-- START --
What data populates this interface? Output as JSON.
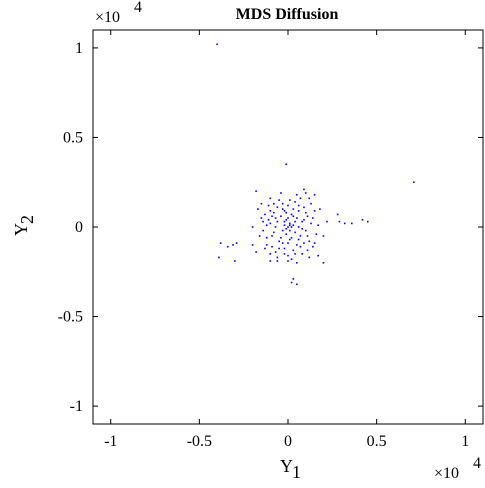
{
  "chart_data": {
    "type": "scatter",
    "title": "MDS Diffusion",
    "xlabel": {
      "base": "Y",
      "sub": "1"
    },
    "ylabel": {
      "base": "Y",
      "sub": "2"
    },
    "multiplier": {
      "prefix": "×10",
      "exp": "4"
    },
    "xlim": [
      -1.1,
      1.1
    ],
    "ylim": [
      -1.1,
      1.1
    ],
    "xticks": [
      -1,
      -0.5,
      0,
      0.5,
      1
    ],
    "xtick_labels": [
      "-1",
      "-0.5",
      "0",
      "0.5",
      "1"
    ],
    "yticks": [
      -1,
      -0.5,
      0,
      0.5,
      1
    ],
    "ytick_labels": [
      "-1",
      "-0.5",
      "0",
      "0.5",
      "1"
    ],
    "grid": false,
    "marker_color": "#0000ff",
    "points": [
      [
        -0.4,
        1.02
      ],
      [
        0.71,
        0.25
      ],
      [
        -0.01,
        0.35
      ],
      [
        -0.38,
        -0.09
      ],
      [
        -0.39,
        -0.17
      ],
      [
        -0.34,
        -0.11
      ],
      [
        -0.31,
        -0.1
      ],
      [
        -0.29,
        -0.09
      ],
      [
        -0.3,
        -0.19
      ],
      [
        -0.2,
        -0.1
      ],
      [
        0.28,
        0.07
      ],
      [
        0.29,
        0.03
      ],
      [
        0.32,
        0.02
      ],
      [
        0.36,
        0.02
      ],
      [
        0.42,
        0.04
      ],
      [
        0.45,
        0.03
      ],
      [
        0.2,
        -0.2
      ],
      [
        0.17,
        -0.16
      ],
      [
        0.02,
        -0.31
      ],
      [
        0.05,
        -0.32
      ],
      [
        0.03,
        -0.29
      ],
      [
        -0.18,
        0.2
      ],
      [
        -0.1,
        0.16
      ],
      [
        0.09,
        0.21
      ],
      [
        0.1,
        0.19
      ],
      [
        0.15,
        0.18
      ],
      [
        -0.17,
        0.1
      ],
      [
        -0.15,
        0.05
      ],
      [
        -0.14,
        -0.02
      ],
      [
        -0.12,
        -0.1
      ],
      [
        -0.11,
        0.12
      ],
      [
        -0.1,
        0.02
      ],
      [
        -0.09,
        -0.05
      ],
      [
        -0.08,
        0.08
      ],
      [
        -0.07,
        -0.14
      ],
      [
        -0.06,
        0.03
      ],
      [
        -0.05,
        0.15
      ],
      [
        -0.05,
        -0.08
      ],
      [
        -0.04,
        0.06
      ],
      [
        -0.03,
        -0.02
      ],
      [
        -0.03,
        0.1
      ],
      [
        -0.02,
        -0.12
      ],
      [
        -0.02,
        0.01
      ],
      [
        -0.01,
        0.04
      ],
      [
        -0.01,
        -0.04
      ],
      [
        0.0,
        0.0
      ],
      [
        0.0,
        0.12
      ],
      [
        0.0,
        -0.09
      ],
      [
        0.01,
        0.02
      ],
      [
        0.01,
        -0.02
      ],
      [
        0.02,
        0.07
      ],
      [
        0.02,
        -0.06
      ],
      [
        0.03,
        0.01
      ],
      [
        0.03,
        -0.13
      ],
      [
        0.04,
        0.14
      ],
      [
        0.04,
        -0.03
      ],
      [
        0.05,
        0.05
      ],
      [
        0.05,
        -0.1
      ],
      [
        0.06,
        0.0
      ],
      [
        0.06,
        0.09
      ],
      [
        0.07,
        -0.05
      ],
      [
        0.08,
        0.03
      ],
      [
        0.08,
        -0.15
      ],
      [
        0.09,
        0.11
      ],
      [
        0.1,
        -0.02
      ],
      [
        0.11,
        0.06
      ],
      [
        0.12,
        -0.08
      ],
      [
        0.13,
        0.02
      ],
      [
        0.14,
        -0.11
      ],
      [
        0.15,
        0.09
      ],
      [
        0.16,
        -0.04
      ],
      [
        -0.13,
        0.07
      ],
      [
        -0.06,
        -0.17
      ],
      [
        0.07,
        0.16
      ],
      [
        0.11,
        -0.13
      ],
      [
        -0.09,
        -0.11
      ],
      [
        -0.04,
        0.19
      ],
      [
        0.02,
        -0.18
      ],
      [
        -0.15,
        0.13
      ],
      [
        0.13,
        0.13
      ],
      [
        -0.12,
        -0.06
      ],
      [
        -0.02,
        0.09
      ],
      [
        0.01,
        -0.07
      ],
      [
        0.04,
        0.03
      ],
      [
        -0.07,
        0.0
      ],
      [
        0.06,
        -0.07
      ],
      [
        -0.11,
        0.04
      ],
      [
        0.09,
        -0.09
      ],
      [
        -0.03,
        0.13
      ],
      [
        0.03,
        0.1
      ],
      [
        -0.08,
        -0.03
      ],
      [
        0.0,
        0.05
      ],
      [
        -0.01,
        -0.01
      ],
      [
        0.02,
        0.0
      ],
      [
        -0.02,
        0.03
      ],
      [
        0.01,
        0.01
      ],
      [
        -0.16,
        -0.05
      ],
      [
        0.17,
        0.01
      ],
      [
        -0.1,
        -0.15
      ],
      [
        0.05,
        0.18
      ],
      [
        -0.05,
        -0.12
      ],
      [
        0.12,
        0.16
      ],
      [
        -0.13,
        -0.12
      ],
      [
        0.14,
        0.05
      ],
      [
        -0.06,
        0.11
      ],
      [
        0.08,
        -0.01
      ],
      [
        -0.09,
        0.06
      ],
      [
        0.1,
        0.08
      ],
      [
        -0.04,
        -0.06
      ],
      [
        0.03,
        0.06
      ],
      [
        -0.01,
        0.08
      ],
      [
        0.0,
        -0.16
      ],
      [
        -0.08,
        0.13
      ],
      [
        0.07,
        -0.11
      ],
      [
        -0.12,
        0.01
      ],
      [
        0.11,
        -0.05
      ],
      [
        -0.03,
        -0.09
      ],
      [
        0.04,
        -0.15
      ],
      [
        -0.14,
        0.03
      ],
      [
        0.15,
        -0.09
      ],
      [
        -0.07,
        0.05
      ],
      [
        0.06,
        0.12
      ],
      [
        -0.02,
        -0.15
      ],
      [
        0.01,
        0.15
      ],
      [
        -0.1,
        0.09
      ],
      [
        0.09,
        0.04
      ],
      [
        0.2,
        -0.05
      ],
      [
        -0.2,
        0.0
      ],
      [
        0.18,
        0.1
      ],
      [
        -0.18,
        -0.14
      ],
      [
        0.22,
        0.03
      ],
      [
        -0.06,
        -0.19
      ],
      [
        0.0,
        -0.19
      ],
      [
        0.05,
        -0.2
      ],
      [
        -0.1,
        -0.19
      ],
      [
        0.12,
        -0.17
      ]
    ]
  }
}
-- END --
- [Goal] All the lines above are to be reproduced exactly, except the pictures.

- [Solved exercise]
What data populates this interface? Output as JSON.
{
  "chart_data": {
    "type": "scatter",
    "title": "MDS Diffusion",
    "xlabel": {
      "base": "Y",
      "sub": "1"
    },
    "ylabel": {
      "base": "Y",
      "sub": "2"
    },
    "multiplier": {
      "prefix": "×10",
      "exp": "4"
    },
    "xlim": [
      -1.1,
      1.1
    ],
    "ylim": [
      -1.1,
      1.1
    ],
    "xticks": [
      -1,
      -0.5,
      0,
      0.5,
      1
    ],
    "xtick_labels": [
      "-1",
      "-0.5",
      "0",
      "0.5",
      "1"
    ],
    "yticks": [
      -1,
      -0.5,
      0,
      0.5,
      1
    ],
    "ytick_labels": [
      "-1",
      "-0.5",
      "0",
      "0.5",
      "1"
    ],
    "grid": false,
    "marker_color": "#0000ff",
    "points": [
      [
        -0.4,
        1.02
      ],
      [
        0.71,
        0.25
      ],
      [
        -0.01,
        0.35
      ],
      [
        -0.38,
        -0.09
      ],
      [
        -0.39,
        -0.17
      ],
      [
        -0.34,
        -0.11
      ],
      [
        -0.31,
        -0.1
      ],
      [
        -0.29,
        -0.09
      ],
      [
        -0.3,
        -0.19
      ],
      [
        -0.2,
        -0.1
      ],
      [
        0.28,
        0.07
      ],
      [
        0.29,
        0.03
      ],
      [
        0.32,
        0.02
      ],
      [
        0.36,
        0.02
      ],
      [
        0.42,
        0.04
      ],
      [
        0.45,
        0.03
      ],
      [
        0.2,
        -0.2
      ],
      [
        0.17,
        -0.16
      ],
      [
        0.02,
        -0.31
      ],
      [
        0.05,
        -0.32
      ],
      [
        0.03,
        -0.29
      ],
      [
        -0.18,
        0.2
      ],
      [
        -0.1,
        0.16
      ],
      [
        0.09,
        0.21
      ],
      [
        0.1,
        0.19
      ],
      [
        0.15,
        0.18
      ],
      [
        -0.17,
        0.1
      ],
      [
        -0.15,
        0.05
      ],
      [
        -0.14,
        -0.02
      ],
      [
        -0.12,
        -0.1
      ],
      [
        -0.11,
        0.12
      ],
      [
        -0.1,
        0.02
      ],
      [
        -0.09,
        -0.05
      ],
      [
        -0.08,
        0.08
      ],
      [
        -0.07,
        -0.14
      ],
      [
        -0.06,
        0.03
      ],
      [
        -0.05,
        0.15
      ],
      [
        -0.05,
        -0.08
      ],
      [
        -0.04,
        0.06
      ],
      [
        -0.03,
        -0.02
      ],
      [
        -0.03,
        0.1
      ],
      [
        -0.02,
        -0.12
      ],
      [
        -0.02,
        0.01
      ],
      [
        -0.01,
        0.04
      ],
      [
        -0.01,
        -0.04
      ],
      [
        0.0,
        0.0
      ],
      [
        0.0,
        0.12
      ],
      [
        0.0,
        -0.09
      ],
      [
        0.01,
        0.02
      ],
      [
        0.01,
        -0.02
      ],
      [
        0.02,
        0.07
      ],
      [
        0.02,
        -0.06
      ],
      [
        0.03,
        0.01
      ],
      [
        0.03,
        -0.13
      ],
      [
        0.04,
        0.14
      ],
      [
        0.04,
        -0.03
      ],
      [
        0.05,
        0.05
      ],
      [
        0.05,
        -0.1
      ],
      [
        0.06,
        0.0
      ],
      [
        0.06,
        0.09
      ],
      [
        0.07,
        -0.05
      ],
      [
        0.08,
        0.03
      ],
      [
        0.08,
        -0.15
      ],
      [
        0.09,
        0.11
      ],
      [
        0.1,
        -0.02
      ],
      [
        0.11,
        0.06
      ],
      [
        0.12,
        -0.08
      ],
      [
        0.13,
        0.02
      ],
      [
        0.14,
        -0.11
      ],
      [
        0.15,
        0.09
      ],
      [
        0.16,
        -0.04
      ],
      [
        -0.13,
        0.07
      ],
      [
        -0.06,
        -0.17
      ],
      [
        0.07,
        0.16
      ],
      [
        0.11,
        -0.13
      ],
      [
        -0.09,
        -0.11
      ],
      [
        -0.04,
        0.19
      ],
      [
        0.02,
        -0.18
      ],
      [
        -0.15,
        0.13
      ],
      [
        0.13,
        0.13
      ],
      [
        -0.12,
        -0.06
      ],
      [
        -0.02,
        0.09
      ],
      [
        0.01,
        -0.07
      ],
      [
        0.04,
        0.03
      ],
      [
        -0.07,
        0.0
      ],
      [
        0.06,
        -0.07
      ],
      [
        -0.11,
        0.04
      ],
      [
        0.09,
        -0.09
      ],
      [
        -0.03,
        0.13
      ],
      [
        0.03,
        0.1
      ],
      [
        -0.08,
        -0.03
      ],
      [
        0.0,
        0.05
      ],
      [
        -0.01,
        -0.01
      ],
      [
        0.02,
        0.0
      ],
      [
        -0.02,
        0.03
      ],
      [
        0.01,
        0.01
      ],
      [
        -0.16,
        -0.05
      ],
      [
        0.17,
        0.01
      ],
      [
        -0.1,
        -0.15
      ],
      [
        0.05,
        0.18
      ],
      [
        -0.05,
        -0.12
      ],
      [
        0.12,
        0.16
      ],
      [
        -0.13,
        -0.12
      ],
      [
        0.14,
        0.05
      ],
      [
        -0.06,
        0.11
      ],
      [
        0.08,
        -0.01
      ],
      [
        -0.09,
        0.06
      ],
      [
        0.1,
        0.08
      ],
      [
        -0.04,
        -0.06
      ],
      [
        0.03,
        0.06
      ],
      [
        -0.01,
        0.08
      ],
      [
        0.0,
        -0.16
      ],
      [
        -0.08,
        0.13
      ],
      [
        0.07,
        -0.11
      ],
      [
        -0.12,
        0.01
      ],
      [
        0.11,
        -0.05
      ],
      [
        -0.03,
        -0.09
      ],
      [
        0.04,
        -0.15
      ],
      [
        -0.14,
        0.03
      ],
      [
        0.15,
        -0.09
      ],
      [
        -0.07,
        0.05
      ],
      [
        0.06,
        0.12
      ],
      [
        -0.02,
        -0.15
      ],
      [
        0.01,
        0.15
      ],
      [
        -0.1,
        0.09
      ],
      [
        0.09,
        0.04
      ],
      [
        0.2,
        -0.05
      ],
      [
        -0.2,
        0.0
      ],
      [
        0.18,
        0.1
      ],
      [
        -0.18,
        -0.14
      ],
      [
        0.22,
        0.03
      ],
      [
        -0.06,
        -0.19
      ],
      [
        0.0,
        -0.19
      ],
      [
        0.05,
        -0.2
      ],
      [
        -0.1,
        -0.19
      ],
      [
        0.12,
        -0.17
      ]
    ]
  }
}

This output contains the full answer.